Data records
Start
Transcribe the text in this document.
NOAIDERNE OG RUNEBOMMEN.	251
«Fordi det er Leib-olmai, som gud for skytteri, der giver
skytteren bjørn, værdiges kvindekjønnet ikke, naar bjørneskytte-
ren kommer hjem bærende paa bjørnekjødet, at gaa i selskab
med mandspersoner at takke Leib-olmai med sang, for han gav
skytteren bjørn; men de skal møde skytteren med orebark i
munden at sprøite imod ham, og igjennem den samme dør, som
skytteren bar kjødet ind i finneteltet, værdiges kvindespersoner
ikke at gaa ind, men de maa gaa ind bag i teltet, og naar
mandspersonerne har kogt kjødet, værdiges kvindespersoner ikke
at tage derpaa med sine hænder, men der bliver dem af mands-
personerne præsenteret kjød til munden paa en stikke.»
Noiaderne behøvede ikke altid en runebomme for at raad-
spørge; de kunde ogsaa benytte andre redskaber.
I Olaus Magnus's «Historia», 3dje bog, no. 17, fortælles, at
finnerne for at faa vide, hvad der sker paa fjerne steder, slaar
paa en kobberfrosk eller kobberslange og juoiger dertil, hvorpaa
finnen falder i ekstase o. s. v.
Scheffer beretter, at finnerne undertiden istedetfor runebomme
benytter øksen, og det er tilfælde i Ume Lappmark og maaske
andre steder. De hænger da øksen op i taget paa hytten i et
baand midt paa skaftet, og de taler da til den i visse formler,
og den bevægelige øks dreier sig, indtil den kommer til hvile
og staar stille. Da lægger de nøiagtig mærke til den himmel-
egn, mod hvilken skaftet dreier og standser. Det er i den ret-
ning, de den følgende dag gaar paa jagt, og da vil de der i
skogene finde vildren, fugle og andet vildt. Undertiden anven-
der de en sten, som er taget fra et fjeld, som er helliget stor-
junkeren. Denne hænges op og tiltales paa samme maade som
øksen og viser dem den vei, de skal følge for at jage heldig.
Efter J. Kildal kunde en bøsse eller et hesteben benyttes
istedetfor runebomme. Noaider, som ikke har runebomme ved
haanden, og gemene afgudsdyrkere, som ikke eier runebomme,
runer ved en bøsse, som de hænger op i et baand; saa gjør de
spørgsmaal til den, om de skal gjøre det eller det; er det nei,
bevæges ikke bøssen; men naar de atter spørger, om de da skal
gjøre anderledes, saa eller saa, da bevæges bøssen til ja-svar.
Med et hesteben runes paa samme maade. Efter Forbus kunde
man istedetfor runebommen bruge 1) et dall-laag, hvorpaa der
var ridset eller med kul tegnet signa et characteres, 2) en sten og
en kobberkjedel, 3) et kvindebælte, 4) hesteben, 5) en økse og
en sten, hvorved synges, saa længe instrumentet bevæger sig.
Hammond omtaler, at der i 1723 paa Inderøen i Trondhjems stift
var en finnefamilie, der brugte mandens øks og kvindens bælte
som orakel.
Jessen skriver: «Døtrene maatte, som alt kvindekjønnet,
End
Write out all the data again, exactly as it appears.

> _Written reply_
Transcribe the text in this document.
NOAIDERNE OG RUNEBOMMEN.	251
«Fordi det er Leib-olmai, som gud for skytteri, der giver
skytteren bjørn, værdiges kvindekjønnet ikke, naar bjørneskytte-
ren kommer hjem bærende paa bjørnekjødet, at gaa i selskab
med mandspersoner at takke Leib-olmai med sang, for han gav
skytteren bjørn; men de skal møde skytteren med orebark i
munden at sprøite imod ham, og igjennem den samme dør, som
skytteren bar kjødet ind i finneteltet, værdiges kvindespersoner
ikke at gaa ind, men de maa gaa ind bag i teltet, og naar
mandspersonerne har kogt kjødet, værdiges kvindespersoner ikke
at tage derpaa med sine hænder, men der bliver dem af mands-
personerne præsenteret kjød til munden paa en stikke.»
Noiaderne behøvede ikke altid en runebomme for at raad-
spørge; de kunde ogsaa benytte andre redskaber.
I Olaus Magnus's «Historia», 3dje bog, no. 17, fortælles, at
finnerne for at faa vide, hvad der sker paa fjerne steder, slaar
paa en kobberfrosk eller kobberslange og juoiger dertil, hvorpaa
finnen falder i ekstase o. s. v.
Scheffer beretter, at finnerne undertiden istedetfor runebomme
benytter øksen, og det er tilfælde i Ume Lappmark og maaske
andre steder. De hænger da øksen op i taget paa hytten i et
baand midt paa skaftet, og de taler da til den i visse formler,
og den bevægelige øks dreier sig, indtil den kommer til hvile
og staar stille. Da lægger de nøiagtig mærke til den himmel-
egn, mod hvilken skaftet dreier og standser. Det er i den ret-
ning, de den følgende dag gaar paa jagt, og da vil de der i
skogene finde vildren, fugle og andet vildt. Undertiden anven-
der de en sten, som er taget fra et fjeld, som er helliget stor-
junkeren. Denne hænges op og tiltales paa samme maade som
øksen og viser dem den vei, de skal følge for at jage heldig.
Efter J. Kildal kunde en bøsse eller et hesteben benyttes
istedetfor runebomme. Noaider, som ikke har runebomme ved
haanden, og gemene afgudsdyrkere, som ikke eier runebomme,
runer ved en bøsse, som de hænger op i et baand; saa gjør de
spørgsmaal til den, om de skal gjøre det eller det; er det nei,
bevæges ikke bøssen; men naar de atter spørger, om de da skal
gjøre anderledes, saa eller saa, da bevæges bøssen til ja-svar.
Med et hesteben runes paa samme maade. Efter Forbus kunde
man istedetfor runebommen bruge 1) et dall-laag, hvorpaa der
var ridset eller med kul tegnet signa et characteres, 2) en sten og
en kobberkjedel, 3) et kvindebælte, 4) hesteben, 5) en økse og
en sten, hvorved synges, saa længe instrumentet bevæger sig.
Hammond omtaler, at der i 1723 paa Inderøen i Trondhjems stift
var en finnefamilie, der brugte mandens øks og kvindens bælte
som orakel.
Jessen skriver: «Døtrene maatte, som alt kvindekjønnet,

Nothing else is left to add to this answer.